DATA PROVIDED:
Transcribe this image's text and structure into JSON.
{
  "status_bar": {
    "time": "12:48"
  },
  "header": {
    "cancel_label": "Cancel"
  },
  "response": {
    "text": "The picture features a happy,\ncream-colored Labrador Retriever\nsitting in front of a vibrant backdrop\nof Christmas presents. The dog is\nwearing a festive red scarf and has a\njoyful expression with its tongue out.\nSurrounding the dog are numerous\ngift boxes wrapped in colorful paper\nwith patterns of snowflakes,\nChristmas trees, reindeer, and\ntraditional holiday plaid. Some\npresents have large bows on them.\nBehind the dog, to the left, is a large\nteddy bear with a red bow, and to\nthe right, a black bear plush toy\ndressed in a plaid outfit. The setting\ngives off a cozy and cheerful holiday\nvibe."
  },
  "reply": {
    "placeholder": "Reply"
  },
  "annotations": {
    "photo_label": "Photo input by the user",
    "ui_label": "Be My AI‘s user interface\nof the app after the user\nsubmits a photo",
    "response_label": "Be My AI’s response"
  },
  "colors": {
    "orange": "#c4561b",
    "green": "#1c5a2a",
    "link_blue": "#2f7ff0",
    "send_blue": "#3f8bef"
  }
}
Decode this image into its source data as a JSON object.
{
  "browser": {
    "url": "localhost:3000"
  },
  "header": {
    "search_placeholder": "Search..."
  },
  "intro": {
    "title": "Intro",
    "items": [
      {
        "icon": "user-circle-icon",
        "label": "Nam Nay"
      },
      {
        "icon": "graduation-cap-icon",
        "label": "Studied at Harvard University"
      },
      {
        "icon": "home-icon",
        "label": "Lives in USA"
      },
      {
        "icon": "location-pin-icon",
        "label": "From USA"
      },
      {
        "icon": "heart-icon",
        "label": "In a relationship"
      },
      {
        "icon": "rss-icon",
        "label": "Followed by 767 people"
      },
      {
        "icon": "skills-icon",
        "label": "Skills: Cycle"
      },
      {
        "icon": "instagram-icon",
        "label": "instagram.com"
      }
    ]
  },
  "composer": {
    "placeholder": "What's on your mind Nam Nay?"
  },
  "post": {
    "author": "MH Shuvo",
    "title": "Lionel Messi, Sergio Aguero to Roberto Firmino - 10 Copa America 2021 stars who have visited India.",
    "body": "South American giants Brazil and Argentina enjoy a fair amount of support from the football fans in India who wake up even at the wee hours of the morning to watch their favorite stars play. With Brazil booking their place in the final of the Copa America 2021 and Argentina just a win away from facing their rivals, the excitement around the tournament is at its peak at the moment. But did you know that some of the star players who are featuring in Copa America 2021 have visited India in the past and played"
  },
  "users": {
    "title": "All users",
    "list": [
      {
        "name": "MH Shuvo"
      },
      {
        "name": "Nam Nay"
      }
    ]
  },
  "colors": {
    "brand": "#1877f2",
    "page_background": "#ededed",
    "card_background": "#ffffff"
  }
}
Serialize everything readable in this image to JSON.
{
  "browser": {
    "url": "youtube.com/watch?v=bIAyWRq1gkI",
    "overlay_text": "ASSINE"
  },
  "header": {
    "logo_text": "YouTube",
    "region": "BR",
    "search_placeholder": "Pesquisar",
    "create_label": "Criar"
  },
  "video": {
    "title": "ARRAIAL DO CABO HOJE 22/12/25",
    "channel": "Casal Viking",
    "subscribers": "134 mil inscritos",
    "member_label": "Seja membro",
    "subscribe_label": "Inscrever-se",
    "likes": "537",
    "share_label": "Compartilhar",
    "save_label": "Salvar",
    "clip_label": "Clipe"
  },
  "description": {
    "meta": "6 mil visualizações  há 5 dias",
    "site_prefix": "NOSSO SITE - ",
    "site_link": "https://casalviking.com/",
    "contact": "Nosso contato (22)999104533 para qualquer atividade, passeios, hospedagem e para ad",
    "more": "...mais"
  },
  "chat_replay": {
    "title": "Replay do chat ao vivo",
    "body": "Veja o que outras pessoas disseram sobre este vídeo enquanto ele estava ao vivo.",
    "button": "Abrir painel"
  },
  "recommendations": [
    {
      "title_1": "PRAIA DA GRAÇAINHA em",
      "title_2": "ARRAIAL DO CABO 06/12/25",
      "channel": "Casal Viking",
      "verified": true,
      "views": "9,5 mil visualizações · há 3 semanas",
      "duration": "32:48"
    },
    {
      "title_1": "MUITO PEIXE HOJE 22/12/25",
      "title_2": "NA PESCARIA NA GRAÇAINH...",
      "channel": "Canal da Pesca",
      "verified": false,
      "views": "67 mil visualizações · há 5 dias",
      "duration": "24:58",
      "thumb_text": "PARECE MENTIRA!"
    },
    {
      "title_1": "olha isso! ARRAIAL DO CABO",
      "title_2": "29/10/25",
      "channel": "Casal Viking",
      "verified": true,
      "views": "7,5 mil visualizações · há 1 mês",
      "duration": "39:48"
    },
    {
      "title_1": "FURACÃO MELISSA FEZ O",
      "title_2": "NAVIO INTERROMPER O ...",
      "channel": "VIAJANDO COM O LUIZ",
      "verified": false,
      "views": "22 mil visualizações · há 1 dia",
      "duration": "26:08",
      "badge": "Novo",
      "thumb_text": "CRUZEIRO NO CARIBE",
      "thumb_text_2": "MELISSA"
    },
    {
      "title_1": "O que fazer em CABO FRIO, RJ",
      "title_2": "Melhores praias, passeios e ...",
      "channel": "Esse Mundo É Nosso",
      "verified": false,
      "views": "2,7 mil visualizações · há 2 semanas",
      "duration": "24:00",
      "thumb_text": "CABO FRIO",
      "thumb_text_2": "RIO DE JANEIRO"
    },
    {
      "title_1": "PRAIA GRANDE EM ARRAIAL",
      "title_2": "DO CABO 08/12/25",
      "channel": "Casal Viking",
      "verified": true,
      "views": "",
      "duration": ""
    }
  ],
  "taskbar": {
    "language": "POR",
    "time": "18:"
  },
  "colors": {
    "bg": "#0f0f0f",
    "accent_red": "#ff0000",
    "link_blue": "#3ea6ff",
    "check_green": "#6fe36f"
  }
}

TASK DIRECTIONS: Reproduce each line from the records that contains the word "visualizações".

OUTPUT FOR THIS TASK:
    "meta": "6 mil visualizações  há 5 dias",
      "views": "9,5 mil visualizações · há 3 semanas",
      "views": "67 mil visualizações · há 5 dias",
      "views": "7,5 mil visualizações · há 1 mês",
      "views": "22 mil visualizações · há 1 dia",
      "views": "2,7 mil visualizações · há 2 semanas",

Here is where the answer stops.